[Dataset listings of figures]
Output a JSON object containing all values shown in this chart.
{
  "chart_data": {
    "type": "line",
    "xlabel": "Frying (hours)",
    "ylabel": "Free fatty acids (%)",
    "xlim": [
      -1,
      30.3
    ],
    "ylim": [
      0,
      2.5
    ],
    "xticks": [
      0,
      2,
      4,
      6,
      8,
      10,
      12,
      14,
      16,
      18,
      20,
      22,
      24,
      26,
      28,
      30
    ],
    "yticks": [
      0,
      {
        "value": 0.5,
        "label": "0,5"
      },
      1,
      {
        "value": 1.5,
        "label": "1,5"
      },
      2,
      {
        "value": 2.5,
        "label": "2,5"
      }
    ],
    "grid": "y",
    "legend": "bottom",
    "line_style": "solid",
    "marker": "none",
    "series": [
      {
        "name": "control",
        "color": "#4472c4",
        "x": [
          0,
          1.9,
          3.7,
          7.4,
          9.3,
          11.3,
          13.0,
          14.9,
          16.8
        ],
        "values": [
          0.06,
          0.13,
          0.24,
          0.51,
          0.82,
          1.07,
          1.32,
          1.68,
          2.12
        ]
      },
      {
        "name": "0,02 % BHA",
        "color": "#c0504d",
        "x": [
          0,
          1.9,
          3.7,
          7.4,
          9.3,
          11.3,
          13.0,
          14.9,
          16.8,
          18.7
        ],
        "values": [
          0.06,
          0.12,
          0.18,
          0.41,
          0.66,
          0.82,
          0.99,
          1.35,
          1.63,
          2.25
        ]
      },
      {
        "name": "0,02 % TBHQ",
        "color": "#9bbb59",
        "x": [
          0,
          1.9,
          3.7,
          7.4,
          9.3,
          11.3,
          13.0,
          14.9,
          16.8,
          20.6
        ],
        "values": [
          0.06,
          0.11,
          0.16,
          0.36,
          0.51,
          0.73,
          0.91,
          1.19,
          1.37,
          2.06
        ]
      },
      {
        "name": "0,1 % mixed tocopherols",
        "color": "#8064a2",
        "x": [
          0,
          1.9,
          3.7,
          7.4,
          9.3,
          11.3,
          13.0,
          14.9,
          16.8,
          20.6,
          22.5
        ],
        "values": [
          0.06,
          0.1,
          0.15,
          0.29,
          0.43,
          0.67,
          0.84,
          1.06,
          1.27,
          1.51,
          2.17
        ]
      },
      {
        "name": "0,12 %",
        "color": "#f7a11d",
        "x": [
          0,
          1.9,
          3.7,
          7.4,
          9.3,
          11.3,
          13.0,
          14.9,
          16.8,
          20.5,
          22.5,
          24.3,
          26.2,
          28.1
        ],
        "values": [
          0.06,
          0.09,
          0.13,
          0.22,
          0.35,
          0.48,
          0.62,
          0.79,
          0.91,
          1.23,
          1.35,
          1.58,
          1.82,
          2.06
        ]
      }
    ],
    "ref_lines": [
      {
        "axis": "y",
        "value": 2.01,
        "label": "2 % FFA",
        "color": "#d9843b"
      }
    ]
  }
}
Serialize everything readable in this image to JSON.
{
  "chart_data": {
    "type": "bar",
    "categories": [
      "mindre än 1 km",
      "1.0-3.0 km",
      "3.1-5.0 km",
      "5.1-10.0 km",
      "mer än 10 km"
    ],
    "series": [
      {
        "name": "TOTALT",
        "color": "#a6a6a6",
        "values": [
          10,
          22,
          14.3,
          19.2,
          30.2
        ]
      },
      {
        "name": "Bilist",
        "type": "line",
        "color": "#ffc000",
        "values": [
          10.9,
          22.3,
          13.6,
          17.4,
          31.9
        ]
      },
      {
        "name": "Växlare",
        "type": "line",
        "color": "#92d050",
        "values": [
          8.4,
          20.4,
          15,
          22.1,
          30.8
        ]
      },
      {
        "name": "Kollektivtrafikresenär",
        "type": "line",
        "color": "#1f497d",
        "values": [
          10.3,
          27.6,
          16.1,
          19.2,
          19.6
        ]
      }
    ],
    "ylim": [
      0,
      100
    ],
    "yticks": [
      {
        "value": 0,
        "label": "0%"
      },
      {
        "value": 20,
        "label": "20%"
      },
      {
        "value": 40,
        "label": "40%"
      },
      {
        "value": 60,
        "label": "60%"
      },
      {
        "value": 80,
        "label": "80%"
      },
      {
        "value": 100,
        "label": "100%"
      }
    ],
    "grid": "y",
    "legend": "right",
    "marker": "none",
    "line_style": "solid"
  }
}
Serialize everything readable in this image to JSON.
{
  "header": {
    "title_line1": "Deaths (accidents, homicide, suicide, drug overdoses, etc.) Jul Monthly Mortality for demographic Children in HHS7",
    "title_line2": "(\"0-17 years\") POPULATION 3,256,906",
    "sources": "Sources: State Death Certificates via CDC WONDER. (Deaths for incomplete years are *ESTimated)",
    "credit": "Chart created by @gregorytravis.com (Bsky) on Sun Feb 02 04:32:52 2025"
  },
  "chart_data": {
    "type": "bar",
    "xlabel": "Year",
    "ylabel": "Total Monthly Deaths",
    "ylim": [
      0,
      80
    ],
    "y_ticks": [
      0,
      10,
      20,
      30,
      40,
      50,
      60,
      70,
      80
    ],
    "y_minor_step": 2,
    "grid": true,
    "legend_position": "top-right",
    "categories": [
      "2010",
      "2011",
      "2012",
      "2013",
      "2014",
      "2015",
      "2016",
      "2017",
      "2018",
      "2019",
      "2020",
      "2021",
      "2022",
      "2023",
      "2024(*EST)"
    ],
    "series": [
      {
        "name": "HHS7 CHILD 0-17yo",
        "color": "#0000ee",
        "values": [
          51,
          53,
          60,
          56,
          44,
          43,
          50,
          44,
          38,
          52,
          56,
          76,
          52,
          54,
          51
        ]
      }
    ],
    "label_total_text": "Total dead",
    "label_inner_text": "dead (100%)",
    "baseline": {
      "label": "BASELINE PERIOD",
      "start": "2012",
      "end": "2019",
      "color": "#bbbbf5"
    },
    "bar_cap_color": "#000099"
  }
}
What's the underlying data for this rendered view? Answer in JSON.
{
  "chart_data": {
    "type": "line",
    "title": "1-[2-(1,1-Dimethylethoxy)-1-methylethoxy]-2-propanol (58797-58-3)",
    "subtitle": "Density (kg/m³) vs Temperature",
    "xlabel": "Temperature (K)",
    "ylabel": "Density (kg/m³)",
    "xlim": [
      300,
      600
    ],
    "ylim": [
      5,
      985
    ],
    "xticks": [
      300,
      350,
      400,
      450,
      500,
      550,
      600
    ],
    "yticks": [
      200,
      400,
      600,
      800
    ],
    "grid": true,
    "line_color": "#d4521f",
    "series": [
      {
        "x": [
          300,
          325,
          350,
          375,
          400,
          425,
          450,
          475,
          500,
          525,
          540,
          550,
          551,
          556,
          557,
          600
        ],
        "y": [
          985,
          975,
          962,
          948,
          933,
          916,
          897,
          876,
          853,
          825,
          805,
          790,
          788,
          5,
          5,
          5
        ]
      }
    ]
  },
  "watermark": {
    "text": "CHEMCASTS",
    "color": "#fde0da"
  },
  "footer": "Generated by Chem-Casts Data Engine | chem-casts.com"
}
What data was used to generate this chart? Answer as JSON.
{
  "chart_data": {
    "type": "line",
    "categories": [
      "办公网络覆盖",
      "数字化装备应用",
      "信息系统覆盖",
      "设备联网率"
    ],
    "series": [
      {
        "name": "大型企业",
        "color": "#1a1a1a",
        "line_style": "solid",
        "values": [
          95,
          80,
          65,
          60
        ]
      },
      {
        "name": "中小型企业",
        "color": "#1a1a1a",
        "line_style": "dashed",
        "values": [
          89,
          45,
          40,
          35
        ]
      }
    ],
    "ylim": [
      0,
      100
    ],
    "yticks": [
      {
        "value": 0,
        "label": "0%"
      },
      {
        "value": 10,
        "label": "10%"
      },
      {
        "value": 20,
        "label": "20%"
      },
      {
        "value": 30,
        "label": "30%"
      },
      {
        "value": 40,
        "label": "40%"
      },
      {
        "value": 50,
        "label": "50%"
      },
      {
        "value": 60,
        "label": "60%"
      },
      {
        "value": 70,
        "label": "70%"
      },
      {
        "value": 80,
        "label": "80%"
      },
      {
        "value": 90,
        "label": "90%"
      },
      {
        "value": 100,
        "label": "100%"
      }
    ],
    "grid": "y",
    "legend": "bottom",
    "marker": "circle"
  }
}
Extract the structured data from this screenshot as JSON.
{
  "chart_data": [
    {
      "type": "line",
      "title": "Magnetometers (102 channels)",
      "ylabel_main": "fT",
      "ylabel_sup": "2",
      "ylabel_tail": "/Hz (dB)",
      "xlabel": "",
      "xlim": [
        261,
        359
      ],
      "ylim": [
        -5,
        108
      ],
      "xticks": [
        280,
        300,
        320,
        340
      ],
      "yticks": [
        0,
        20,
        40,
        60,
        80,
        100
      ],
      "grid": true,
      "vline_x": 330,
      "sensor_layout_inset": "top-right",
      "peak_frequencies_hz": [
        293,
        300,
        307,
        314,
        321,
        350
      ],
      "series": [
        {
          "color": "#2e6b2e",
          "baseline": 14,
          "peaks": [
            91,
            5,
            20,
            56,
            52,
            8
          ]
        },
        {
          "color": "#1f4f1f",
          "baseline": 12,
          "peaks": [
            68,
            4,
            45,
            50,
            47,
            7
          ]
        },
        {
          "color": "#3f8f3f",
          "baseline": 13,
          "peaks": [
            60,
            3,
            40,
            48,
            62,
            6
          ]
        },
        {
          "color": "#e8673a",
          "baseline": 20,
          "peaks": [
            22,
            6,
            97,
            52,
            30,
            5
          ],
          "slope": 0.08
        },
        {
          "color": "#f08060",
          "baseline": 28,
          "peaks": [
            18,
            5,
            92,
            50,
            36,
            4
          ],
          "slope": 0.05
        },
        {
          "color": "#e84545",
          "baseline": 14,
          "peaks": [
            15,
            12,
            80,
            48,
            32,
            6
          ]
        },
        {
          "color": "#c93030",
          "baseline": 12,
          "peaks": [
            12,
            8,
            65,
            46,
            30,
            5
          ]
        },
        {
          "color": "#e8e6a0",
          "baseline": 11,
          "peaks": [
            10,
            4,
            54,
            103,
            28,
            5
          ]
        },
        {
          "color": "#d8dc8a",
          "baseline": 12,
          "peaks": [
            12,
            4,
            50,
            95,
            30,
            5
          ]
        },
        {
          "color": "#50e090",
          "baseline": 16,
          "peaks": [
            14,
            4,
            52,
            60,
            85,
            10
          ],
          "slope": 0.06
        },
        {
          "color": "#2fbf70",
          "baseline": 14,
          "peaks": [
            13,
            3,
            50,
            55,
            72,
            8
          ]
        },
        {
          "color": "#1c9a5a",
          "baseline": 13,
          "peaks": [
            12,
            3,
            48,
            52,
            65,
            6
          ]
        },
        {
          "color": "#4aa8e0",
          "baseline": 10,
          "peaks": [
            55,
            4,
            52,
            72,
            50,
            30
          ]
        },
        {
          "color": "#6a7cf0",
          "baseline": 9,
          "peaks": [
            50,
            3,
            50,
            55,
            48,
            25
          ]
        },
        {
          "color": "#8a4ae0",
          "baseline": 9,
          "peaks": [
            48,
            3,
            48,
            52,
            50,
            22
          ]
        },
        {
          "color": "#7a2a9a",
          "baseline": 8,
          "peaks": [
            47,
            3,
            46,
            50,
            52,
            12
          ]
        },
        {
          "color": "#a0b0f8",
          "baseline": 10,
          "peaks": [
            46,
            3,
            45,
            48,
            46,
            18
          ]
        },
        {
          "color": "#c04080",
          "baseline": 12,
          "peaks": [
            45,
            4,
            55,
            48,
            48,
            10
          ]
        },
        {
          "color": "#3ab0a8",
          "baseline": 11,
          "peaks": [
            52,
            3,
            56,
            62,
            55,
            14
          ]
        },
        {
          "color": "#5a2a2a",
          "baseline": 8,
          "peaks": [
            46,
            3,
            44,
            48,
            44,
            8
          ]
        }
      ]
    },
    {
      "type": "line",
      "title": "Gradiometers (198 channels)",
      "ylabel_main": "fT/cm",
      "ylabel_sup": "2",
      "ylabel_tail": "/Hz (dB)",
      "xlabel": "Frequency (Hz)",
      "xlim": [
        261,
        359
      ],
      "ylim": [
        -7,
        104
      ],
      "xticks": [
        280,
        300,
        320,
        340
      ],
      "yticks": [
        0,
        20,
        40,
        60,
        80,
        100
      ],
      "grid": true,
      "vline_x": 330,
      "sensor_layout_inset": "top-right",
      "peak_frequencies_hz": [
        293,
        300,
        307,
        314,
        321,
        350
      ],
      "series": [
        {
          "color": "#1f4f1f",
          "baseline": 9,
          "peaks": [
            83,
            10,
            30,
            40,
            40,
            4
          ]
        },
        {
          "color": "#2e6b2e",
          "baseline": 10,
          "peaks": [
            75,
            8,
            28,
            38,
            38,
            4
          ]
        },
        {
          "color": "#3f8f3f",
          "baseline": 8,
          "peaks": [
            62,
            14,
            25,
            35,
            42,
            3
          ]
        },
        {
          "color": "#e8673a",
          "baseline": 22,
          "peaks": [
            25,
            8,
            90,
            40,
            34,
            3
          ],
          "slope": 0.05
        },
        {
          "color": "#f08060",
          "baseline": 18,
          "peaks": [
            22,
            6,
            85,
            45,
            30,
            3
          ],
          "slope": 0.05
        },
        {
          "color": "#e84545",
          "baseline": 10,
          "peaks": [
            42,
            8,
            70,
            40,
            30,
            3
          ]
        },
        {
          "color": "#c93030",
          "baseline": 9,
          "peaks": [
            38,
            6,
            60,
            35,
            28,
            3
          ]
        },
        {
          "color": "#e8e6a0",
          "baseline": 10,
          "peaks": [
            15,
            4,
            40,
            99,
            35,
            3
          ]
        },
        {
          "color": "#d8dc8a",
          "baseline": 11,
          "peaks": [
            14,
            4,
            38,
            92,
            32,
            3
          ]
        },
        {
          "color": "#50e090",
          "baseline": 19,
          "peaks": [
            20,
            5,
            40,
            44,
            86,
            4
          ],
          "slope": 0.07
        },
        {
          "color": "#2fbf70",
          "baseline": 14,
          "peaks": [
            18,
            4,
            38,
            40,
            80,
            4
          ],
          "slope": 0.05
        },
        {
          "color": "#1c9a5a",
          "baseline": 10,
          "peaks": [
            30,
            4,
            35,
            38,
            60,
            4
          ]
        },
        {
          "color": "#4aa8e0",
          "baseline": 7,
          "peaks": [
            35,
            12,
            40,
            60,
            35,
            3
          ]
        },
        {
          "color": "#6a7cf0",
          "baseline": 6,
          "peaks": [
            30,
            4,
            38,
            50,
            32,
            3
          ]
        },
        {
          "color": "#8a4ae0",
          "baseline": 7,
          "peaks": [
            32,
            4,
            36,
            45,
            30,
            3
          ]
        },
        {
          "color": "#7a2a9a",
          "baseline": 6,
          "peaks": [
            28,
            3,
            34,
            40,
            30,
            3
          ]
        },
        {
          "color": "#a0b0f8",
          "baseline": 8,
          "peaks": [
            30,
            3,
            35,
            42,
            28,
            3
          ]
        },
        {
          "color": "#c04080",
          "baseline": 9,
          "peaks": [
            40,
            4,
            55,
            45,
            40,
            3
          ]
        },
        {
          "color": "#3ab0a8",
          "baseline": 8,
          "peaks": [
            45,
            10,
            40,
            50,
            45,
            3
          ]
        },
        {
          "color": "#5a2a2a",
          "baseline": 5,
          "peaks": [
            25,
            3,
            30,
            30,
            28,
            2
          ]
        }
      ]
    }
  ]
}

=== WRITTEN EXERCISE ===
Show all lines in the entries above where the string "Density" appears.

=== FINISHED ANSWER ===
    "subtitle": "Density (kg/m³) vs Temperature",
    "ylabel": "Density (kg/m³)",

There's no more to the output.